Extract each line bearing the word "content".

+===+

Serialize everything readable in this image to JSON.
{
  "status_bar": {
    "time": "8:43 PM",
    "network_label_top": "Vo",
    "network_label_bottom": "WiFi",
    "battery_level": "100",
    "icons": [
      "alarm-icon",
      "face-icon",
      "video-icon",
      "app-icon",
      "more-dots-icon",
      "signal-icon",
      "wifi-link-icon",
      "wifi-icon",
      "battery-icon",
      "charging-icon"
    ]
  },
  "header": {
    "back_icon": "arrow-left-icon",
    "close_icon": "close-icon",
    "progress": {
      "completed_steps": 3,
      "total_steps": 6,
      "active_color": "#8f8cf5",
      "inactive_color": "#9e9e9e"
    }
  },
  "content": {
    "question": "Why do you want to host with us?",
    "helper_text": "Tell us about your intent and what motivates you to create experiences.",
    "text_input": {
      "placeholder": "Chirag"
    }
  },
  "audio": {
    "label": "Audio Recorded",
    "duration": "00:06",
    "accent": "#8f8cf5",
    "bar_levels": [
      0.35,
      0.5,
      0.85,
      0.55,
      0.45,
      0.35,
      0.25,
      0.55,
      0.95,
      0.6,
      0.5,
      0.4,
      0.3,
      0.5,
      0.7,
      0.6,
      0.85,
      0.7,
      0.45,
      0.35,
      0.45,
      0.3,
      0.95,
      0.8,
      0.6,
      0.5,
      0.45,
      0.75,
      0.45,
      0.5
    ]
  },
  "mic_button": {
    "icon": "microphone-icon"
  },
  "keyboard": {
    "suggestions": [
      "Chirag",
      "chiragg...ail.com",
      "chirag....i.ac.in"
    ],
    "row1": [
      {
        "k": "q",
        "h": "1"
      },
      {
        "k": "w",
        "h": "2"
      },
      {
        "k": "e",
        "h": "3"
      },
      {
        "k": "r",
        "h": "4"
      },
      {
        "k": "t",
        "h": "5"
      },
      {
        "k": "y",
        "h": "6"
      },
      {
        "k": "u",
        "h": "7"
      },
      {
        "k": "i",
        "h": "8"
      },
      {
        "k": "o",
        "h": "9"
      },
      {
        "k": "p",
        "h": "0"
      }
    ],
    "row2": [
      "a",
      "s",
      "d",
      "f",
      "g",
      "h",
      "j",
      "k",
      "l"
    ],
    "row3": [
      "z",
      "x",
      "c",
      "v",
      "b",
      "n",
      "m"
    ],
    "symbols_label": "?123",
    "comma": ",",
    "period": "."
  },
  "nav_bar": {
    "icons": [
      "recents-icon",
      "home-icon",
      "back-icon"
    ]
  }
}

+===+

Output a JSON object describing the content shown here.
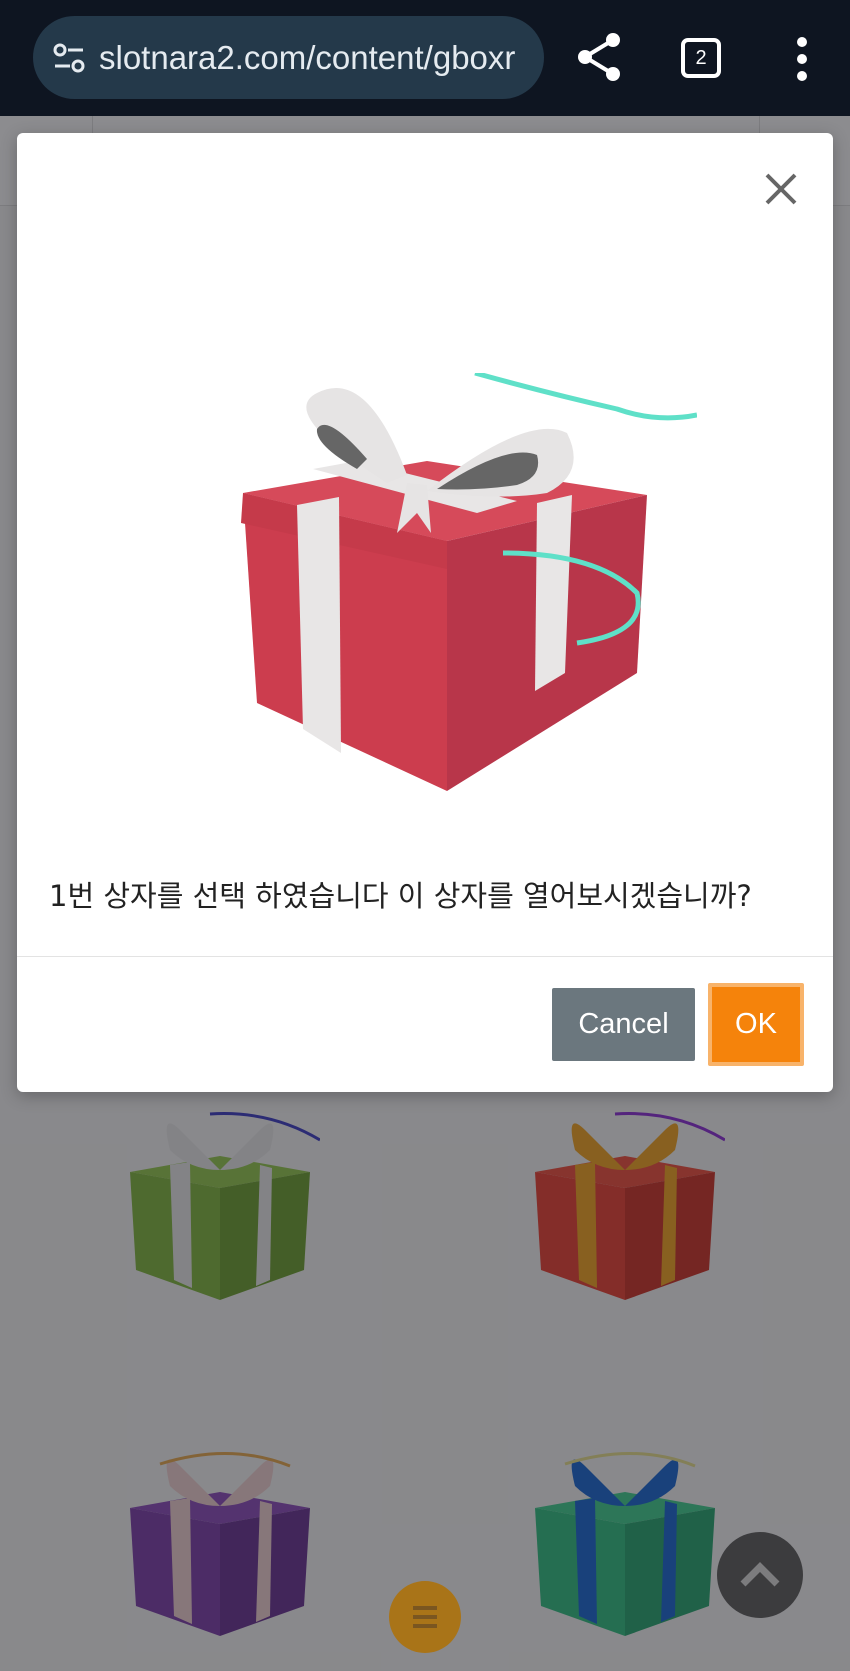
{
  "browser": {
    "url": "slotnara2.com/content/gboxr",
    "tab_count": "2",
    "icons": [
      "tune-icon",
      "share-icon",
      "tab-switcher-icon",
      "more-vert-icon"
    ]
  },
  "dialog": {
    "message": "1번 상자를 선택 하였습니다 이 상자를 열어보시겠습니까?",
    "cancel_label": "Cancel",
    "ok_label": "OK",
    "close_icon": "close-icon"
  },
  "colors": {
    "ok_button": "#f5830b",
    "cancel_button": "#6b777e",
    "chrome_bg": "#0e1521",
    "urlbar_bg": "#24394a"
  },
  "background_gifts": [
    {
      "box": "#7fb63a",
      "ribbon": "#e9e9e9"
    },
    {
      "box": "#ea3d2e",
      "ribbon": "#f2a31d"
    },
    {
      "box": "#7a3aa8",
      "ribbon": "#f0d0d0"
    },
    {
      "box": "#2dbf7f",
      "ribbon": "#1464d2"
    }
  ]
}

+===+

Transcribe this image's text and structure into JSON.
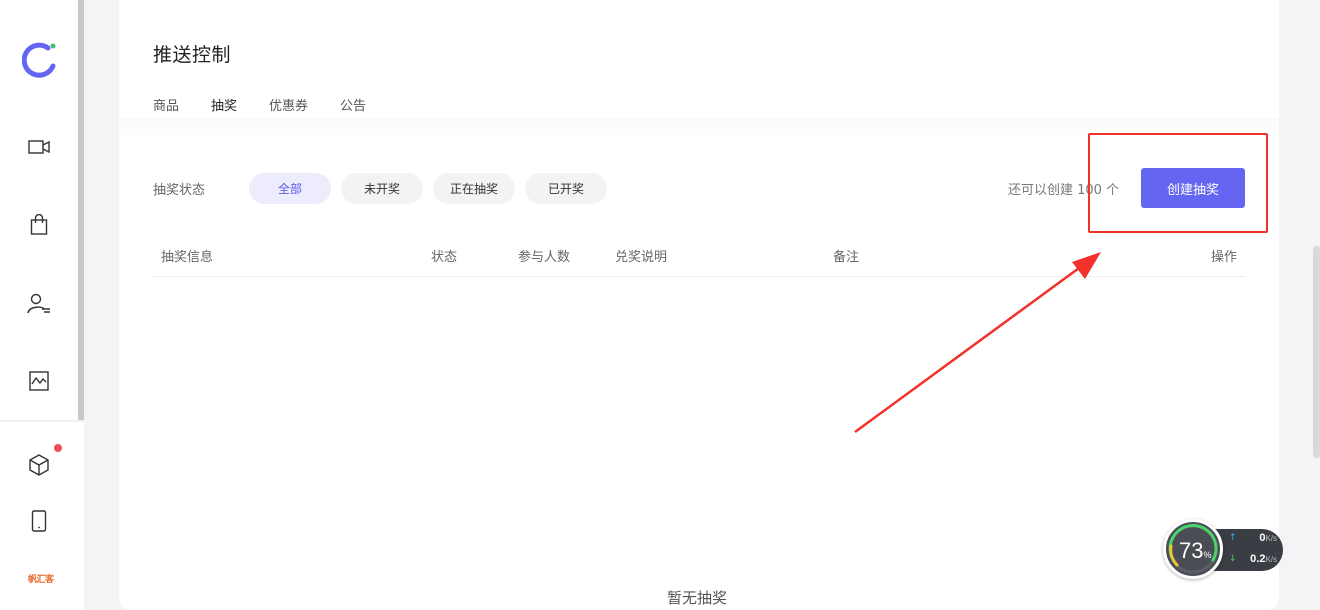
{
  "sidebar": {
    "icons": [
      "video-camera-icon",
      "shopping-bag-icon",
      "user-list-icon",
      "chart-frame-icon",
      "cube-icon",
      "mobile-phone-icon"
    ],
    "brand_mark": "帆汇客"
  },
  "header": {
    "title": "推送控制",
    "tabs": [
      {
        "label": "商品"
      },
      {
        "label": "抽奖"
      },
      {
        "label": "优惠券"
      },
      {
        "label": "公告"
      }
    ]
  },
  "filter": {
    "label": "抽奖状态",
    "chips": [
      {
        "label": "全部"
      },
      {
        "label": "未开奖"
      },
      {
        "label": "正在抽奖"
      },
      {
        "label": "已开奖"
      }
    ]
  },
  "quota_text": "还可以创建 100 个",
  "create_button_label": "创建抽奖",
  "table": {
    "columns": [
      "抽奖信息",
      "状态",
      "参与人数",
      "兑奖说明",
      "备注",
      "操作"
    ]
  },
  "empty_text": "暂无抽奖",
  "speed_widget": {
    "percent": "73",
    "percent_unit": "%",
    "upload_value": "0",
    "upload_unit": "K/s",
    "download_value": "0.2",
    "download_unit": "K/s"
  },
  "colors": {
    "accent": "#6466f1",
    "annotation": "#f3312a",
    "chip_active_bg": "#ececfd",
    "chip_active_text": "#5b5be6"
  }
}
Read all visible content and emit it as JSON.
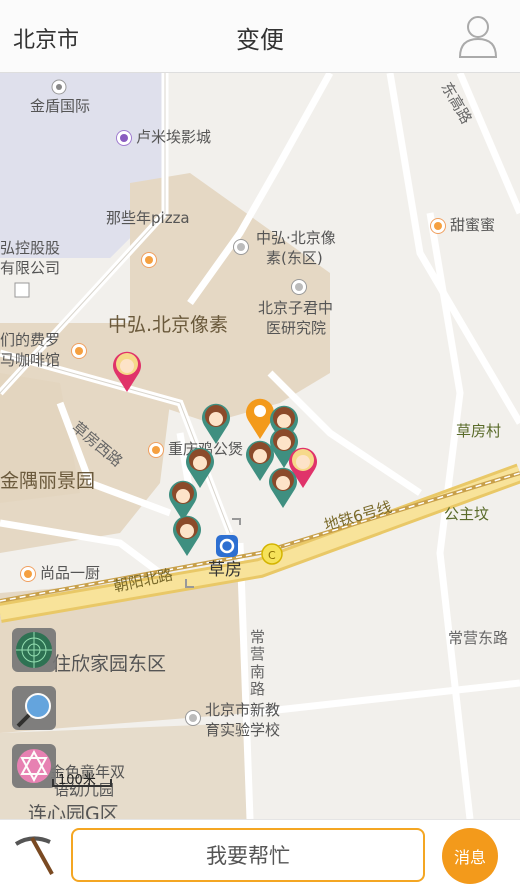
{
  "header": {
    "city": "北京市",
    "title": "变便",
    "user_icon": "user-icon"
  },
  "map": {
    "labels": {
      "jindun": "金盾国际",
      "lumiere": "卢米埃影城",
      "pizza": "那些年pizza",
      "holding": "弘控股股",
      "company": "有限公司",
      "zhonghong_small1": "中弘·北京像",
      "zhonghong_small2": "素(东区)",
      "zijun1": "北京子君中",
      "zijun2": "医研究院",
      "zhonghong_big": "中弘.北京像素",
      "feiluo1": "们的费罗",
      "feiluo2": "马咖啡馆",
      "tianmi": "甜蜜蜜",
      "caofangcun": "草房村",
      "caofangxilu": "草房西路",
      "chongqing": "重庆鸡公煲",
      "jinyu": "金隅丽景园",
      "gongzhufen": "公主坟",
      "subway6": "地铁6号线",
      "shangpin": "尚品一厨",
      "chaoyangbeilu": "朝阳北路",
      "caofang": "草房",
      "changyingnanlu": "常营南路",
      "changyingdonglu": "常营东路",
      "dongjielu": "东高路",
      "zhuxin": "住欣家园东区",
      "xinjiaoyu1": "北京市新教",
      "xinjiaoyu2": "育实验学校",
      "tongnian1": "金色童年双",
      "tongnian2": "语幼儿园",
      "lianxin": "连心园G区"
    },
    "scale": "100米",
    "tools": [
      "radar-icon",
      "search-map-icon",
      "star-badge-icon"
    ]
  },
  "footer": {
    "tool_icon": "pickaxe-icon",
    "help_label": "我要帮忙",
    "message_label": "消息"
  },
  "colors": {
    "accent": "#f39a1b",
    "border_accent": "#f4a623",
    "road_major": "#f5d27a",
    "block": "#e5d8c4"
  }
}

+===+

● SOLUTION FOR THIS TASK
  "content": {
Output a JSON object describing the content shown here.
    "url": "slotnara2.com/content/gboxr",
Read all visible content and emit it as JSON.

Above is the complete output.